Problem to solve:
For the records below, say how many lines contain the string "from". Give no other text.

Extracted data entries:

★ ★ ★

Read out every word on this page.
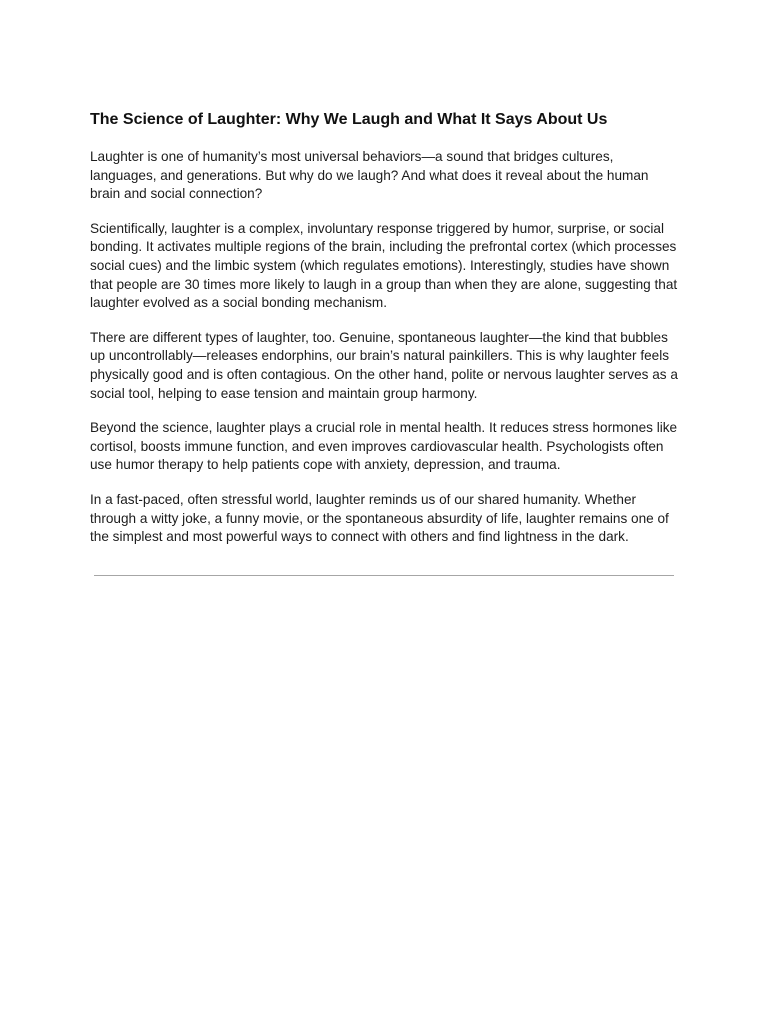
The Science of Laughter: Why We Laugh and What It Says About Us

Laughter is one of humanity’s most universal behaviors—a sound that bridges cultures, languages, and generations. But why do we laugh? And what does it reveal about the human brain and social connection?

Scientifically, laughter is a complex, involuntary response triggered by humor, surprise, or social bonding. It activates multiple regions of the brain, including the prefrontal cortex (which processes social cues) and the limbic system (which regulates emotions). Interestingly, studies have shown that people are 30 times more likely to laugh in a group than when they are alone, suggesting that laughter evolved as a social bonding mechanism.

There are different types of laughter, too. Genuine, spontaneous laughter—the kind that bubbles up uncontrollably—releases endorphins, our brain’s natural painkillers. This is why laughter feels physically good and is often contagious. On the other hand, polite or nervous laughter serves as a social tool, helping to ease tension and maintain group harmony.

Beyond the science, laughter plays a crucial role in mental health. It reduces stress hormones like cortisol, boosts immune function, and even improves cardiovascular health. Psychologists often use humor therapy to help patients cope with anxiety, depression, and trauma.

In a fast-paced, often stressful world, laughter reminds us of our shared humanity. Whether through a witty joke, a funny movie, or the spontaneous absurdity of life, laughter remains one of the simplest and most powerful ways to connect with others and find lightness in the dark.
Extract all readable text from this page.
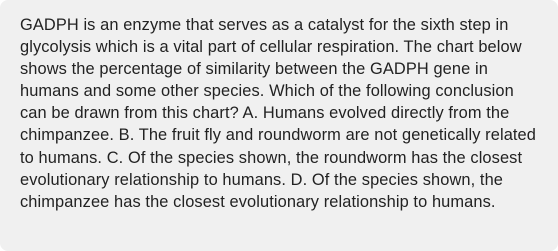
GADPH is an enzyme that serves as a catalyst for the sixth step in glycolysis which is a vital part of cellular respiration. The chart below shows the percentage of similarity between the GADPH gene in humans and some other species. Which of the following conclusion can be drawn from this chart? A. Humans evolved directly from the chimpanzee. B. The fruit fly and roundworm are not genetically related to humans. C. Of the species shown, the roundworm has the closest evolutionary relationship to humans. D. Of the species shown, the chimpanzee has the closest evolutionary relationship to humans.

★ ★ ★

Solution below:
2